Rows from a figure dataset
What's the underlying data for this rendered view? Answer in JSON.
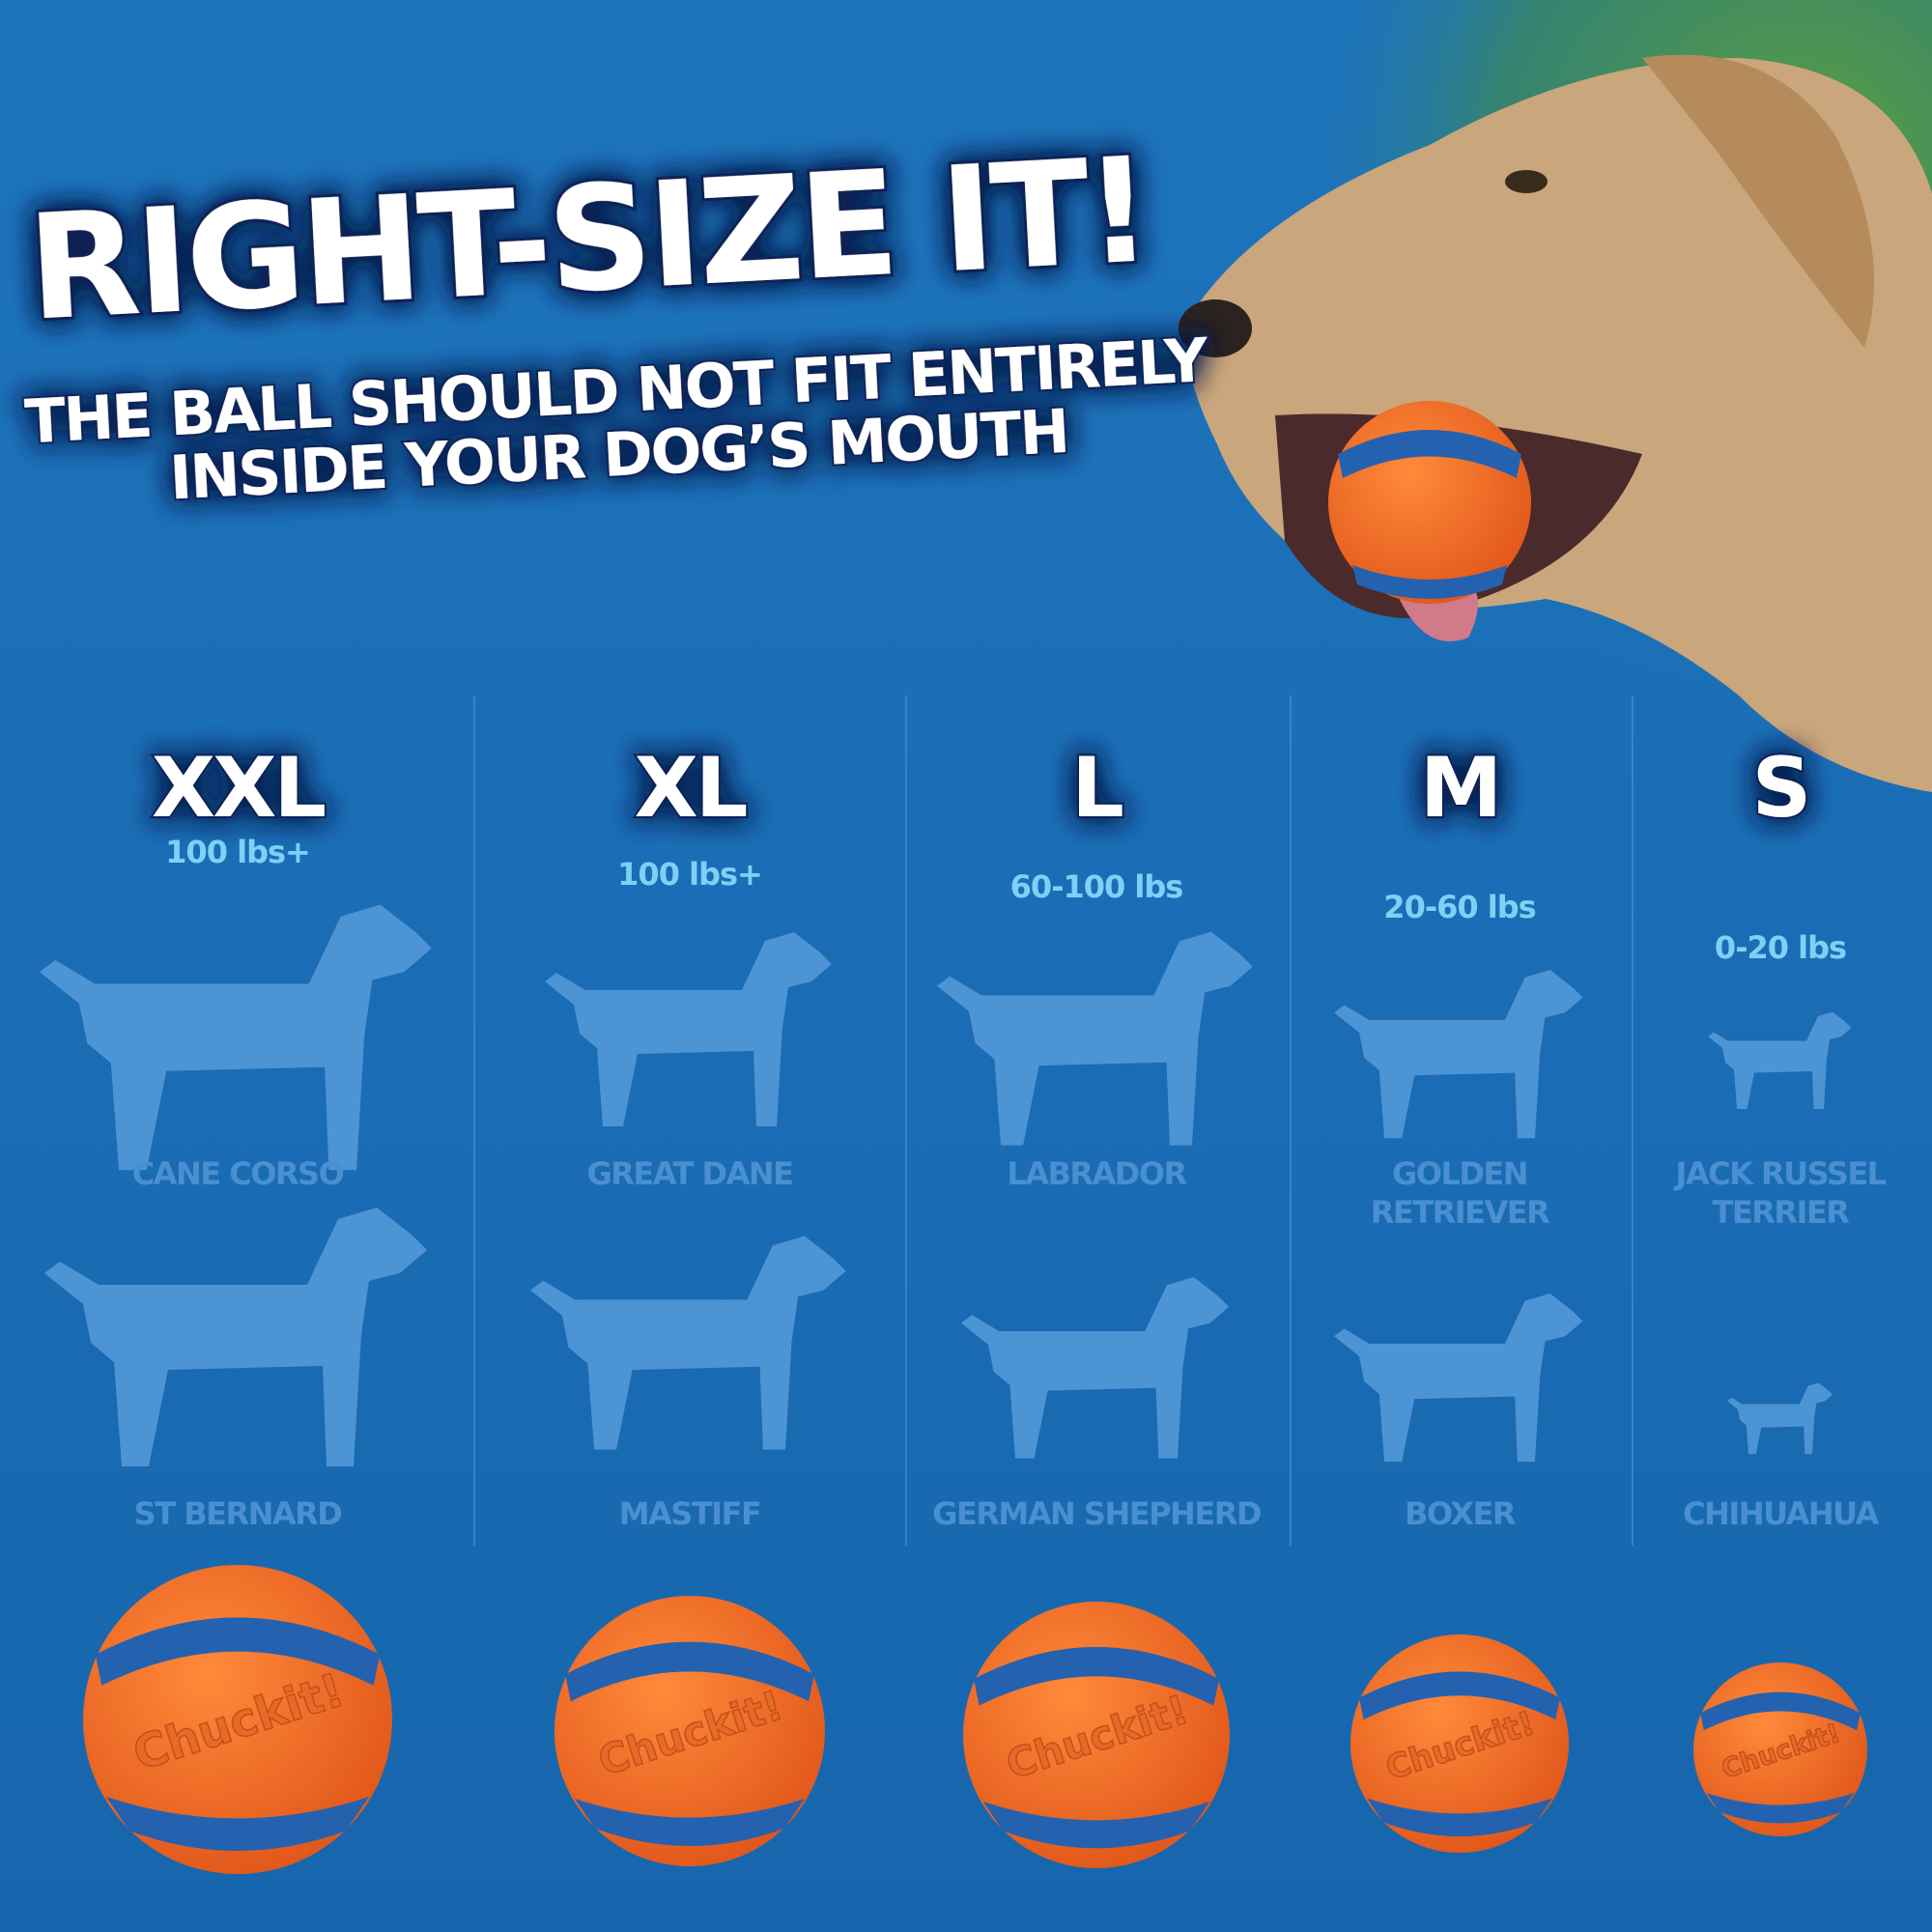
{
  "header": {
    "title": "RIGHT-SIZE IT!",
    "subtitle_lines": [
      "THE BALL SHOULD NOT FIT ENTIRELY",
      "INSIDE YOUR DOG’S MOUTH"
    ]
  },
  "ball_brand": "Chuckit!",
  "sizes": [
    {
      "size": "XXL",
      "weight": "100 lbs+",
      "breeds": [
        [
          "CANE CORSO"
        ],
        [
          "ST BERNARD"
        ]
      ]
    },
    {
      "size": "XL",
      "weight": "100 lbs+",
      "breeds": [
        [
          "GREAT DANE"
        ],
        [
          "MASTIFF"
        ]
      ]
    },
    {
      "size": "L",
      "weight": "60-100 lbs",
      "breeds": [
        [
          "LABRADOR"
        ],
        [
          "GERMAN SHEPHERD"
        ]
      ]
    },
    {
      "size": "M",
      "weight": "20-60 lbs",
      "breeds": [
        [
          "GOLDEN",
          "RETRIEVER"
        ],
        [
          "BOXER"
        ]
      ]
    },
    {
      "size": "S",
      "weight": "0-20 lbs",
      "breeds": [
        [
          "JACK RUSSEL",
          "TERRIER"
        ],
        [
          "CHIHUAHUA"
        ]
      ]
    }
  ]
}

- WRITTEN TASK -
Extract every line from the records above that contains the word "weight".

- WRITTEN ANSWER -
      "weight": "100 lbs+",
      "weight": "100 lbs+",
      "weight": "60-100 lbs",
      "weight": "20-60 lbs",
      "weight": "0-20 lbs",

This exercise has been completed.